## TO DO
A) In the Shopping Bags entry, update the passage starting at "- Created by: Anna" and ending at "Bag Media, Inc." so that "Vancouver" is replaced with "Toronto".
B) Copy the records word for word, starting at their first line and ending at the line that contains "list-row-divider (850, 541, 1138, 542)".

## DOCUMENT SECTION
- Created by: Anna Wallner Kristina Matisic
- Starring: Anna Wallner Kristina Matisic
- Country of origin: Canada
- No. of seasons: 7

Production
- Executive producers: Anna Wallner Kristina Matisic
- Production locations: Vancouver, British Columbia, Canada
- Running time: 22 minutes
- Production companies: Force Four Entertainment Worldwide Bag Media, Inc.

Original release
- Network: W Network (Canada) Fine Living (U.S.)
- Release: 2002 – 2008

Related
- Anna & Kristina's Grocery Bag

= The Shopping Bags =

The Shopping Bags was a Canadian television series that aired on the W Network in Canada and on Fine Living in the United States. Launched in 2002, the series focused on consumer affairs and better shopping. Each week, the program looked at several goods and services to discover which one was the best. This was also done to guide viewers towards which product or service may best suit their needs. The program looked at day-to-day shopping and big ticket items, as well as having a final "Shopping Thought" at the end of each program.

## DATA FOR THIS EXERCISE
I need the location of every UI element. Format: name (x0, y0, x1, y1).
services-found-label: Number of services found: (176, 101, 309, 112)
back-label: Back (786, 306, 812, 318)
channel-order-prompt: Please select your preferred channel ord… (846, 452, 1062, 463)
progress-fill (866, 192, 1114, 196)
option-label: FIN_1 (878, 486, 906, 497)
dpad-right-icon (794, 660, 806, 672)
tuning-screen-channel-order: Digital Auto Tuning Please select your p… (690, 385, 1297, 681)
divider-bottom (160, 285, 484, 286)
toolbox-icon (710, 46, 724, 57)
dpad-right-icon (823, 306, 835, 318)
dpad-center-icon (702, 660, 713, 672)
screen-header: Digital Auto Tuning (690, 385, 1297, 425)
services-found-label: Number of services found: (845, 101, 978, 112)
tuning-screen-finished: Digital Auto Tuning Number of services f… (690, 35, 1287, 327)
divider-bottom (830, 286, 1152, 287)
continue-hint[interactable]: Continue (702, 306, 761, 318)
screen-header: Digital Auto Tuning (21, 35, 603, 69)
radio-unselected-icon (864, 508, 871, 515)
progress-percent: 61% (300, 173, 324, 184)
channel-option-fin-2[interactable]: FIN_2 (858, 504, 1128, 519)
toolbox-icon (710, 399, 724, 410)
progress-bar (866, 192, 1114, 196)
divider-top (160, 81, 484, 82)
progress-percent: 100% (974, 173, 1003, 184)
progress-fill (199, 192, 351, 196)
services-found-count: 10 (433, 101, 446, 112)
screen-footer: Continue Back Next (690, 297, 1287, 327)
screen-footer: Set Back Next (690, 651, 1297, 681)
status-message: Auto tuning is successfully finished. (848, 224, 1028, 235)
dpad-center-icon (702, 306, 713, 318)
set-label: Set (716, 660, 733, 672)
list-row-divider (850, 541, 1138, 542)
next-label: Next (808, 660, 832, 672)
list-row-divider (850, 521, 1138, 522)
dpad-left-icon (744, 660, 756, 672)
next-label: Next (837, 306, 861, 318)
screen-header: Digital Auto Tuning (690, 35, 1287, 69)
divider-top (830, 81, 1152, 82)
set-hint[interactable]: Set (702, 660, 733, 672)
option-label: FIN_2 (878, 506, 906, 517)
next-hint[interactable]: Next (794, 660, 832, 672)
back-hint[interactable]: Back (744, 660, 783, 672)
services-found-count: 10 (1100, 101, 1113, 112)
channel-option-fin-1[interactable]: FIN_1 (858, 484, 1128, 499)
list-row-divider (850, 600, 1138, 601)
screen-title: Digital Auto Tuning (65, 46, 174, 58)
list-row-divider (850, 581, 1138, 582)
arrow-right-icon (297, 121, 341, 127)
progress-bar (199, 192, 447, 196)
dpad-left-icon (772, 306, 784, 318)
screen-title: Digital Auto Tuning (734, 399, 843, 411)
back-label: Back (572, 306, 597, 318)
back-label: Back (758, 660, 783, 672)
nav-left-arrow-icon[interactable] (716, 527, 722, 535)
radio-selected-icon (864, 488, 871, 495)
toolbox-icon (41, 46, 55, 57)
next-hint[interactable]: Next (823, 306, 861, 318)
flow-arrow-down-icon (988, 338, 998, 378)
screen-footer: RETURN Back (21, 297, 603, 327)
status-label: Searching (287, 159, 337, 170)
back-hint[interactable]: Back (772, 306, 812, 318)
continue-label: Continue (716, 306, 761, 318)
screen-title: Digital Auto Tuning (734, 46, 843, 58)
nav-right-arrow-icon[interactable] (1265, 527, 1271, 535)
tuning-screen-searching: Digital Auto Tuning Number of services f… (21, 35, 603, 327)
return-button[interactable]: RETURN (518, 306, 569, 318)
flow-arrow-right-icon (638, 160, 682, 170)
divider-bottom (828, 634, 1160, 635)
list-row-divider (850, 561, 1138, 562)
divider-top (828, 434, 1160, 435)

## PROBLEM SOLUTIONS
A)
- Created by: Anna Wallner Kristina Matisic
- Starring: Anna Wallner Kristina Matisic
- Country of origin: Canada
- No. of seasons: 7

Production
- Executive producers: Anna Wallner Kristina Matisic
- Production locations: Toronto, British Columbia, Canada
- Running time: 22 minutes
- Production companies: Force Four Entertainment Worldwide Bag Media, Inc.

B)
I need the location of every UI element. Format: name (x0, y0, x1, y1).
services-found-label: Number of services found: (176, 101, 309, 112)
back-label: Back (786, 306, 812, 318)
channel-order-prompt: Please select your preferred channel ord… (846, 452, 1062, 463)
progress-fill (866, 192, 1114, 196)
option-label: FIN_1 (878, 486, 906, 497)
dpad-right-icon (794, 660, 806, 672)
tuning-screen-channel-order: Digital Auto Tuning Please select your p… (690, 385, 1297, 681)
divider-bottom (160, 285, 484, 286)
toolbox-icon (710, 46, 724, 57)
dpad-right-icon (823, 306, 835, 318)
dpad-center-icon (702, 660, 713, 672)
screen-header: Digital Auto Tuning (690, 385, 1297, 425)
services-found-label: Number of services found: (845, 101, 978, 112)
tuning-screen-finished: Digital Auto Tuning Number of services f… (690, 35, 1287, 327)
divider-bottom (830, 286, 1152, 287)
continue-hint[interactable]: Continue (702, 306, 761, 318)
screen-header: Digital Auto Tuning (21, 35, 603, 69)
radio-unselected-icon (864, 508, 871, 515)
progress-percent: 61% (300, 173, 324, 184)
channel-option-fin-2[interactable]: FIN_2 (858, 504, 1128, 519)
toolbox-icon (710, 399, 724, 410)
progress-bar (866, 192, 1114, 196)
divider-top (160, 81, 484, 82)
progress-percent: 100% (974, 173, 1003, 184)
progress-fill (199, 192, 351, 196)
services-found-count: 10 (433, 101, 446, 112)
screen-footer: Continue Back Next (690, 297, 1287, 327)
screen-footer: Set Back Next (690, 651, 1297, 681)
status-message: Auto tuning is successfully finished. (848, 224, 1028, 235)
dpad-center-icon (702, 306, 713, 318)
set-label: Set (716, 660, 733, 672)
list-row-divider (850, 541, 1138, 542)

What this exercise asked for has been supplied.